[Collection entries]
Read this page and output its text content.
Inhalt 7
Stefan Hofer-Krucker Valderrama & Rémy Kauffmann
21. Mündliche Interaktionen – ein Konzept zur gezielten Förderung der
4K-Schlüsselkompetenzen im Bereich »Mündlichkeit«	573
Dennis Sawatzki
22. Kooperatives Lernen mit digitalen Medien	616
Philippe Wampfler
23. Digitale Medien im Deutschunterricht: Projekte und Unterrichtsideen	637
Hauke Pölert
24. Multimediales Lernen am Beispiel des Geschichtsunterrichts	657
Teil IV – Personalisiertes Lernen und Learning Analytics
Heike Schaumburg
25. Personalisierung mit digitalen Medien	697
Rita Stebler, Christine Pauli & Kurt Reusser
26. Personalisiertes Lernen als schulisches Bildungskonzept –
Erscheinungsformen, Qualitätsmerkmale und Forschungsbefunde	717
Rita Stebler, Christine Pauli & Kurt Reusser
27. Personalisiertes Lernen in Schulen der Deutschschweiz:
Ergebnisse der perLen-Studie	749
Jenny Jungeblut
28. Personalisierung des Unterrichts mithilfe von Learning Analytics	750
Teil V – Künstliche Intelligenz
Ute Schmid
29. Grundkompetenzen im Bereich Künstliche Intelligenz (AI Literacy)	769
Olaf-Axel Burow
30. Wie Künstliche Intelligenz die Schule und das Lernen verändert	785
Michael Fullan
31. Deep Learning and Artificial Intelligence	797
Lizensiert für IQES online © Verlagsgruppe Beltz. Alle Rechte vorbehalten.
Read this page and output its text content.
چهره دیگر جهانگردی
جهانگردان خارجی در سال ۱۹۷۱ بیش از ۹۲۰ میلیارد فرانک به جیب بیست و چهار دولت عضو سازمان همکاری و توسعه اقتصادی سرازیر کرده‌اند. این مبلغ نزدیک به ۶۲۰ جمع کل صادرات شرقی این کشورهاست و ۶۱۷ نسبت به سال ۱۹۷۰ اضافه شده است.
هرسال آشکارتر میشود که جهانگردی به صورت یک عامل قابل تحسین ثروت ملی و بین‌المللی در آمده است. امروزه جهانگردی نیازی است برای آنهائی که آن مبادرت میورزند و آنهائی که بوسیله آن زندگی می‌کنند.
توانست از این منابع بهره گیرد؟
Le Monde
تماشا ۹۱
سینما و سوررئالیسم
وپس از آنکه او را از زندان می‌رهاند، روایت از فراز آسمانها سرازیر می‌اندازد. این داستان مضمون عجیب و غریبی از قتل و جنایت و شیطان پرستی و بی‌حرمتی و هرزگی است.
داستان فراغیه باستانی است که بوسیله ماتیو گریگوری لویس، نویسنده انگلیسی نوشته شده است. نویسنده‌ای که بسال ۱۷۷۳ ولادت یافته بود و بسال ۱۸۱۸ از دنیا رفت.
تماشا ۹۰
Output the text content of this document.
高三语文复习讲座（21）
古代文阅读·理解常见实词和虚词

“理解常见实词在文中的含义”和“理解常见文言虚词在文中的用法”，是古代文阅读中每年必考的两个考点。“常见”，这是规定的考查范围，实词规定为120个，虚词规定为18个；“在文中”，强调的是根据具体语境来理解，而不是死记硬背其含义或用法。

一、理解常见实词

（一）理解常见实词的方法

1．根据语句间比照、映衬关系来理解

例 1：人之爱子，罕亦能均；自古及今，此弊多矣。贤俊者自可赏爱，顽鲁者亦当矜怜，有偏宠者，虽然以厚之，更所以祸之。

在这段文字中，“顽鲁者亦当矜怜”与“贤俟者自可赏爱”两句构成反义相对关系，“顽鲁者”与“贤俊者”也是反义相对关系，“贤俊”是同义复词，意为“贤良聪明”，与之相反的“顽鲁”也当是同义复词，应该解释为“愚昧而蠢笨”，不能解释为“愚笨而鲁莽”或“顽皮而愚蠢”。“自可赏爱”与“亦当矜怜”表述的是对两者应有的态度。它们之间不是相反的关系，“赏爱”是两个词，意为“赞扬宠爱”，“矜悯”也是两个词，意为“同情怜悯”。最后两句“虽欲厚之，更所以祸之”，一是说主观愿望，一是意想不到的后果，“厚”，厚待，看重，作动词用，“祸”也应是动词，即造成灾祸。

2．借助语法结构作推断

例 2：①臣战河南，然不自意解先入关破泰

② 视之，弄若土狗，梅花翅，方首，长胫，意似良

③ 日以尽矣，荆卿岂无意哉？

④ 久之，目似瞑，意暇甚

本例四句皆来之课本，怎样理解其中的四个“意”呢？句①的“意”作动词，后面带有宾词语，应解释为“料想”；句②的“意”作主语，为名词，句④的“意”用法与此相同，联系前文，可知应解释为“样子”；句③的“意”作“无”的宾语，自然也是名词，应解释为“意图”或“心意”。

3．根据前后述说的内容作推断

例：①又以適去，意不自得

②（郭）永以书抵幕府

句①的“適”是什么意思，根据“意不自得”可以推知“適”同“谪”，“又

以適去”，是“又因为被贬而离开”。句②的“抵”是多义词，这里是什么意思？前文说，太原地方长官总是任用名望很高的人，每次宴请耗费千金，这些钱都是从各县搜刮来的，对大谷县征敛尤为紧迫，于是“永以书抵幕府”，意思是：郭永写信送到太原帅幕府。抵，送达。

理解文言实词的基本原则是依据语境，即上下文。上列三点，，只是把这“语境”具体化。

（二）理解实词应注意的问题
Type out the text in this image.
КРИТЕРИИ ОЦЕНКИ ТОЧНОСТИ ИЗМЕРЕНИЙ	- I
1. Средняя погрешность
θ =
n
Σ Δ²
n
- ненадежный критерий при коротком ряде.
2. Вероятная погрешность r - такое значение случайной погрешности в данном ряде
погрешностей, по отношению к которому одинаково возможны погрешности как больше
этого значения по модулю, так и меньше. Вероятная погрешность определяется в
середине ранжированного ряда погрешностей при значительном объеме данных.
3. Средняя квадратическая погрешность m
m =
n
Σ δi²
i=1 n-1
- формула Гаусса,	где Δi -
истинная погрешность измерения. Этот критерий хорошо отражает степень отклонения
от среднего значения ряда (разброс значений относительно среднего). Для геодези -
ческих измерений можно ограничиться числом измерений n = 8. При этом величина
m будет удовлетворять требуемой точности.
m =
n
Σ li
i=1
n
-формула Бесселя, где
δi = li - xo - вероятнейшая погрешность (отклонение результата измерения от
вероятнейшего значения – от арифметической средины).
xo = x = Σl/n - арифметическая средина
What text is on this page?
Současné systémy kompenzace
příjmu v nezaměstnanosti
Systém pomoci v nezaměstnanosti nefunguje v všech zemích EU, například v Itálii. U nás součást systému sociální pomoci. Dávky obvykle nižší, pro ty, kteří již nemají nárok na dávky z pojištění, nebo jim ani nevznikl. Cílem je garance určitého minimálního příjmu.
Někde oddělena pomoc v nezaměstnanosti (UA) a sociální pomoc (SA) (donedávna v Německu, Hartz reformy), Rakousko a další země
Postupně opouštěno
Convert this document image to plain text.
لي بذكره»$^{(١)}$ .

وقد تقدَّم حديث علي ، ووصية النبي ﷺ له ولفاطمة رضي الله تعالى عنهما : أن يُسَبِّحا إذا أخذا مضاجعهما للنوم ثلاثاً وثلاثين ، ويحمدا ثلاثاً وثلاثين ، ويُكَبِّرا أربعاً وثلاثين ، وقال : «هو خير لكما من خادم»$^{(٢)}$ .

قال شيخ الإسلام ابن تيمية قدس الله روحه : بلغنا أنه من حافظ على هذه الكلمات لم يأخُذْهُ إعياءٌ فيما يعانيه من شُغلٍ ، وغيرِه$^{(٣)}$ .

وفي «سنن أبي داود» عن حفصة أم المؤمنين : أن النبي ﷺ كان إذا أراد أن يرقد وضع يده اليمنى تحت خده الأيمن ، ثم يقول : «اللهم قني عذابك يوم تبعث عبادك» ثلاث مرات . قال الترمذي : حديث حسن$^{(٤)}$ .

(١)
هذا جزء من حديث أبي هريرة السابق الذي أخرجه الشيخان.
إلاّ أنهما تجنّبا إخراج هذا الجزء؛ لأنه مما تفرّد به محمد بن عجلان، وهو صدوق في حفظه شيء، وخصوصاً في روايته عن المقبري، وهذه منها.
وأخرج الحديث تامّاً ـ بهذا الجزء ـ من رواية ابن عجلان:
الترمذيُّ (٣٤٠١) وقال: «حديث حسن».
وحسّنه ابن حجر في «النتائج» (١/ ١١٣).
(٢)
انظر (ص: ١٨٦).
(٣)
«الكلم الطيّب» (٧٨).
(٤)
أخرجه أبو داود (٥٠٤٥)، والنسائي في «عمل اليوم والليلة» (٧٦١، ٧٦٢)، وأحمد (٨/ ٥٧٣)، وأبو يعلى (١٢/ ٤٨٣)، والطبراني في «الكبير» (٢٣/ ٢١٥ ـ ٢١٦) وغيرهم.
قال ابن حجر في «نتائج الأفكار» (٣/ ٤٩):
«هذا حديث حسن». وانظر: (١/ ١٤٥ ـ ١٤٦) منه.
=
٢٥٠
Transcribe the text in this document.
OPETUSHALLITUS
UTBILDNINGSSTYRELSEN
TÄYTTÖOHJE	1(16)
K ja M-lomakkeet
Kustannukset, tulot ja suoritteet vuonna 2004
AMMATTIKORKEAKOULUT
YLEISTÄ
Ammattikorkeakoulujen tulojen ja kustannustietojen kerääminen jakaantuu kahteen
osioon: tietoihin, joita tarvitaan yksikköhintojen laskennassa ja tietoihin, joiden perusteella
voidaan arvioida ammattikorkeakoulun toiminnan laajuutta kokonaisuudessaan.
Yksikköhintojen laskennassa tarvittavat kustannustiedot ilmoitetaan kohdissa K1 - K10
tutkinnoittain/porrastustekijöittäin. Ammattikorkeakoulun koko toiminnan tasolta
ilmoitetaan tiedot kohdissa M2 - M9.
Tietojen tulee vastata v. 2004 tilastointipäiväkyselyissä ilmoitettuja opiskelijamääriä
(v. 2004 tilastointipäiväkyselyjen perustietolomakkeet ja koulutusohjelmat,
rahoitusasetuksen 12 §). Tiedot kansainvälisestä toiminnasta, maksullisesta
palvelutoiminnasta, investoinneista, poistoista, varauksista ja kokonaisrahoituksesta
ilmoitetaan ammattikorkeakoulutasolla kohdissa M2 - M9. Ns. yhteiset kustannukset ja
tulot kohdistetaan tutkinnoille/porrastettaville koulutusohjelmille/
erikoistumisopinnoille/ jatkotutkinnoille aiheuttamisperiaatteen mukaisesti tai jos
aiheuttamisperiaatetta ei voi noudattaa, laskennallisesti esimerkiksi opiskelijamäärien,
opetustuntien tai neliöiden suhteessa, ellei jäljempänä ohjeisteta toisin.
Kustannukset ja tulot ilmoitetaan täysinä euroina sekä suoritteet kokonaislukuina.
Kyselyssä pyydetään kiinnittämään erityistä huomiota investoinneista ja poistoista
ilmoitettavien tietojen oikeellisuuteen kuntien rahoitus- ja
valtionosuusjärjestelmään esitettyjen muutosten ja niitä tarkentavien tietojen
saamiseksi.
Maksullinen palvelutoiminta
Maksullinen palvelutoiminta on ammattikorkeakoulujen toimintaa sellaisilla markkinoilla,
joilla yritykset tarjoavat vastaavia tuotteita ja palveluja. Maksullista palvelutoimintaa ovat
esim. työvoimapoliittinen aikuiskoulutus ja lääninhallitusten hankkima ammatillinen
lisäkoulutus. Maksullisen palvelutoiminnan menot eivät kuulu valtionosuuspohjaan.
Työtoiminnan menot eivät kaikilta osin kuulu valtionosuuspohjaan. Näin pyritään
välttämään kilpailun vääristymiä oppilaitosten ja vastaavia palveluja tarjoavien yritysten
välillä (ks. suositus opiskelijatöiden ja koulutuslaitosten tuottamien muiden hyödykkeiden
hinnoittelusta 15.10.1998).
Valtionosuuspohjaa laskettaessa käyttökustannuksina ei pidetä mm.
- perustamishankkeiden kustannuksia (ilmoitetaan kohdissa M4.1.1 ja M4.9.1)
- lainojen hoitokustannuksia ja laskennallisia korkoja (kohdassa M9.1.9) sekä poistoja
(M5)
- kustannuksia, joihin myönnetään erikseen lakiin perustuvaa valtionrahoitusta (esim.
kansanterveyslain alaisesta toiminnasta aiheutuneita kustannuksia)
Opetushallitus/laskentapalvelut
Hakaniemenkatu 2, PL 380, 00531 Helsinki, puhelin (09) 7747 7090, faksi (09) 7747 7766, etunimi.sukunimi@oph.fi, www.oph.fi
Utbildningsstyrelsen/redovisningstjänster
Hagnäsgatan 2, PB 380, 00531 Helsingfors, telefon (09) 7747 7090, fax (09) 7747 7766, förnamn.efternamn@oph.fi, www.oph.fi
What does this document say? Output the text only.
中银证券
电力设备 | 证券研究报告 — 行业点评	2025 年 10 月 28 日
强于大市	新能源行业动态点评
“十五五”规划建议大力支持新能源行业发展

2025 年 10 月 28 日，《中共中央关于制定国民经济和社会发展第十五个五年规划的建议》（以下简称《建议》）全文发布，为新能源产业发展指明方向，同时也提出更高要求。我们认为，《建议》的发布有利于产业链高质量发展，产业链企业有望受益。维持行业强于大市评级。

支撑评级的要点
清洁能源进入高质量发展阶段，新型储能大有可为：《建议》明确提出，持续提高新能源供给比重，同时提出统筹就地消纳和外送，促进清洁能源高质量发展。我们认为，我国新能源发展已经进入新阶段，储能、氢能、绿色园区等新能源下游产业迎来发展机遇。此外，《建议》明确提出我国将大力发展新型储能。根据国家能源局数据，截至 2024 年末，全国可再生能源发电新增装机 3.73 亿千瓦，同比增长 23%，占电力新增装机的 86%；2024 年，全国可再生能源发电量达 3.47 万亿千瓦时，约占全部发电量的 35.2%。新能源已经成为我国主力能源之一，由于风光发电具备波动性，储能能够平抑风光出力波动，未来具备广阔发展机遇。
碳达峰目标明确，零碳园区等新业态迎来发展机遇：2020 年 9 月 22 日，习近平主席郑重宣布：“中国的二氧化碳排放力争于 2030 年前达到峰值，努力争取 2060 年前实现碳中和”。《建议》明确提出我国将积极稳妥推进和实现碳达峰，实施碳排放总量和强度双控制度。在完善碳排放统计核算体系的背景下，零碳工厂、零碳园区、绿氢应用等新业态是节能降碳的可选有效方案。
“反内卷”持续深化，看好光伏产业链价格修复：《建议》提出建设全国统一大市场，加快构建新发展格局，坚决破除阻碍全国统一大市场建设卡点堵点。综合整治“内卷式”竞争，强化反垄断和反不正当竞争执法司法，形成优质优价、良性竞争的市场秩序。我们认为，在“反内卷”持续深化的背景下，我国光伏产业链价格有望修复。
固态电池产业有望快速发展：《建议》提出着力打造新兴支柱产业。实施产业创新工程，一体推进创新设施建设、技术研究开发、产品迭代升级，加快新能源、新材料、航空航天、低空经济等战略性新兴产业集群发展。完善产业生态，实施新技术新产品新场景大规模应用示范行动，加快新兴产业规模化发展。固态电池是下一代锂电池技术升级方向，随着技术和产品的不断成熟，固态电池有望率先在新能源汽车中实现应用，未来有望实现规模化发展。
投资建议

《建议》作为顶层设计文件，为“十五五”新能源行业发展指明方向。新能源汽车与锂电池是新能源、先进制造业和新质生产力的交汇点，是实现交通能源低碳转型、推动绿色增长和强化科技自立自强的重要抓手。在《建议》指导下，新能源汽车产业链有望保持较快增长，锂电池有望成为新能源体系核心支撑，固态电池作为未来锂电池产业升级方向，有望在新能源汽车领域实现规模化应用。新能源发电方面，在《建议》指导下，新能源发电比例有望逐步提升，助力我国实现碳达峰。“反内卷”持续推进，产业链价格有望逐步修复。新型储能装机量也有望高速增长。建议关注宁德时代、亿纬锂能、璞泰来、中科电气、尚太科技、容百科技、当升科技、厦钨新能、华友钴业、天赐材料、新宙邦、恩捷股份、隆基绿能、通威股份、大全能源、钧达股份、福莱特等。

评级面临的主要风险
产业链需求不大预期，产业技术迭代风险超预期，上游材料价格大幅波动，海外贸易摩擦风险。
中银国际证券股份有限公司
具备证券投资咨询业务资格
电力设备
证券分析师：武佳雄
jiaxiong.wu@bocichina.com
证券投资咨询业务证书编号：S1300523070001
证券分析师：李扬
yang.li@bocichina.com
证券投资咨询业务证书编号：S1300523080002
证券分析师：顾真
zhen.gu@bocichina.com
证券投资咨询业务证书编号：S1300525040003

■ STATED EXERCISE:
List each line in the listing that contains the string "Средняя".

■ ANSWER TO THIS PROBLEM:
1. Средняя погрешность
3. Средняя квадратическая погрешность m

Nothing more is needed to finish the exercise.